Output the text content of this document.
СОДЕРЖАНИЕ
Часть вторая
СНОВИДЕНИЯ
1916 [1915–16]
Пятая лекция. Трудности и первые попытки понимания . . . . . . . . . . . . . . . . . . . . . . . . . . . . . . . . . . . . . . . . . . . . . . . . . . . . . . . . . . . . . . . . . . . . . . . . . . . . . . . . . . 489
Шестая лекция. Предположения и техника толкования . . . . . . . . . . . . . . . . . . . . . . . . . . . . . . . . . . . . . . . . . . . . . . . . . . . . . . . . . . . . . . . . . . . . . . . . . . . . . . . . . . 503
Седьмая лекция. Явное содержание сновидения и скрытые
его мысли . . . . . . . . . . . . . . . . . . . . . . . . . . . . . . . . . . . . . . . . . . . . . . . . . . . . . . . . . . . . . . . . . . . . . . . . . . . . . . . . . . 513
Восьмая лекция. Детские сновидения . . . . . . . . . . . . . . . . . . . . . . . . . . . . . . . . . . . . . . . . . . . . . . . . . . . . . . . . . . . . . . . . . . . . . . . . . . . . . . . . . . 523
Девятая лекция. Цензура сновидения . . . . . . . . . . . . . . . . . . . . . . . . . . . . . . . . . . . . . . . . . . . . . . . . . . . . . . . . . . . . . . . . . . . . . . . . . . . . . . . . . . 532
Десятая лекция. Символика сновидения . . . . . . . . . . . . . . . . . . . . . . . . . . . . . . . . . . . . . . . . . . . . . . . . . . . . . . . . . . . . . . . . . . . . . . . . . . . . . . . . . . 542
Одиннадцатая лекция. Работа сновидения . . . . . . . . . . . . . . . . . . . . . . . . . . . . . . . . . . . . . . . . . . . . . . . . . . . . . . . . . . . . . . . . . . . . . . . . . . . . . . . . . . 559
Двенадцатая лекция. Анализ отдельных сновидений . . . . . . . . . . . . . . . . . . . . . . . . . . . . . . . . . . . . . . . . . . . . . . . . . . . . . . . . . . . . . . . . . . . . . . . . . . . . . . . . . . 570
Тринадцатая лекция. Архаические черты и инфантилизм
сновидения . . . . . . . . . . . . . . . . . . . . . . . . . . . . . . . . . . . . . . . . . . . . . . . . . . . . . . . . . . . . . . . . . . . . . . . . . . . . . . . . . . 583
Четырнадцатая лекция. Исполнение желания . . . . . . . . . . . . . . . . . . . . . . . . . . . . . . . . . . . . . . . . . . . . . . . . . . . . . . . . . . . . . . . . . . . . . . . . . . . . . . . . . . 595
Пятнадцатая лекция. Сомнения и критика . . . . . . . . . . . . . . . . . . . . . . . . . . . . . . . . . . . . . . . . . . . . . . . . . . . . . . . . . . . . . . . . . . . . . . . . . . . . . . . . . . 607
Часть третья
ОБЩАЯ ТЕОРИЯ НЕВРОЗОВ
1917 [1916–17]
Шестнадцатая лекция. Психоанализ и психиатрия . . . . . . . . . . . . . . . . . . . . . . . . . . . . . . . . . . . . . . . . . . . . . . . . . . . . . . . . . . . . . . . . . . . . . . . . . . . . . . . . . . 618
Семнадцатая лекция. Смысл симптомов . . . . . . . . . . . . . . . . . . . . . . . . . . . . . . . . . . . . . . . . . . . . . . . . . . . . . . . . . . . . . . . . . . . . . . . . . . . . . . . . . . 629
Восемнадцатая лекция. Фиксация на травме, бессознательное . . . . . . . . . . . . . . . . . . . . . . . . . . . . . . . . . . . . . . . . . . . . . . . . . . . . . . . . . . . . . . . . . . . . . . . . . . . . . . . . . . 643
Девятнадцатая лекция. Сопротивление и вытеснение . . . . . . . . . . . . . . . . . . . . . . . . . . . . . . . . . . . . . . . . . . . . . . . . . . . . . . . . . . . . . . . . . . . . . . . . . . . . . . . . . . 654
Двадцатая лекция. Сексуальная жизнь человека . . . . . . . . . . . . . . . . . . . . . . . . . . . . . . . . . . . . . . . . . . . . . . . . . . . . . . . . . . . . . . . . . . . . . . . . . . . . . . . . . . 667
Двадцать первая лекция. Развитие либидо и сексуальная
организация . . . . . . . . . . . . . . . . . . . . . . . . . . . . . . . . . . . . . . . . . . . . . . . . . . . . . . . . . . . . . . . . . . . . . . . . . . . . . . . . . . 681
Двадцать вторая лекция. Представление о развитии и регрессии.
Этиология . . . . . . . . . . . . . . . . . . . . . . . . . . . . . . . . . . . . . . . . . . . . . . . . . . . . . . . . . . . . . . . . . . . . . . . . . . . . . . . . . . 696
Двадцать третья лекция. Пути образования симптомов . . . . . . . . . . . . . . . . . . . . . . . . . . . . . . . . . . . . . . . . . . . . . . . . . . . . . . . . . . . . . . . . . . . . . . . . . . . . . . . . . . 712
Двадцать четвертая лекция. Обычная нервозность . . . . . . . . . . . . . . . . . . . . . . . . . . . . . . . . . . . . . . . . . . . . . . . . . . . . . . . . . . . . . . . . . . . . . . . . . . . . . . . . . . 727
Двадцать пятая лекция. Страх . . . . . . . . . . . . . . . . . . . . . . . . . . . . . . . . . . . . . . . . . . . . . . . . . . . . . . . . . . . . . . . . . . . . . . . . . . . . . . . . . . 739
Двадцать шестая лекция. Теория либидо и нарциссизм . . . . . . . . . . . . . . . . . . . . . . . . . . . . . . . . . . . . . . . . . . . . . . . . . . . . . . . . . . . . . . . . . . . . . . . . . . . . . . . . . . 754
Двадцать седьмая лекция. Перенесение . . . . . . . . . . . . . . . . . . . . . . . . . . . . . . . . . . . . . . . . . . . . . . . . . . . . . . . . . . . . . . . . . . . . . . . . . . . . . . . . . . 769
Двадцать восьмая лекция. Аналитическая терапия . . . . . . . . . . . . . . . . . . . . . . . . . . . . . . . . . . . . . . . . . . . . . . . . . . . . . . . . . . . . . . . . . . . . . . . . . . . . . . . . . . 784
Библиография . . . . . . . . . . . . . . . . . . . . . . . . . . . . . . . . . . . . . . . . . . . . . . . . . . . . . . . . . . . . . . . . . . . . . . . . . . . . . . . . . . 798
★ ★ ★ ★
Prompt: Using the listing above, pull out all lines that hold the word "либидо".

Expected answer:
Двадцать первая лекция. Развитие либидо и сексуальная
Двадцать шестая лекция. Теория либидо и нарциссизм . . . . . . . . . . . . . . . . . . . . . . . . . . . . . . . . . . . . . . . . . . . . . . . . . . . . . . . . . . . . . . . . . . . . . . . . . . . . . . . . . . 754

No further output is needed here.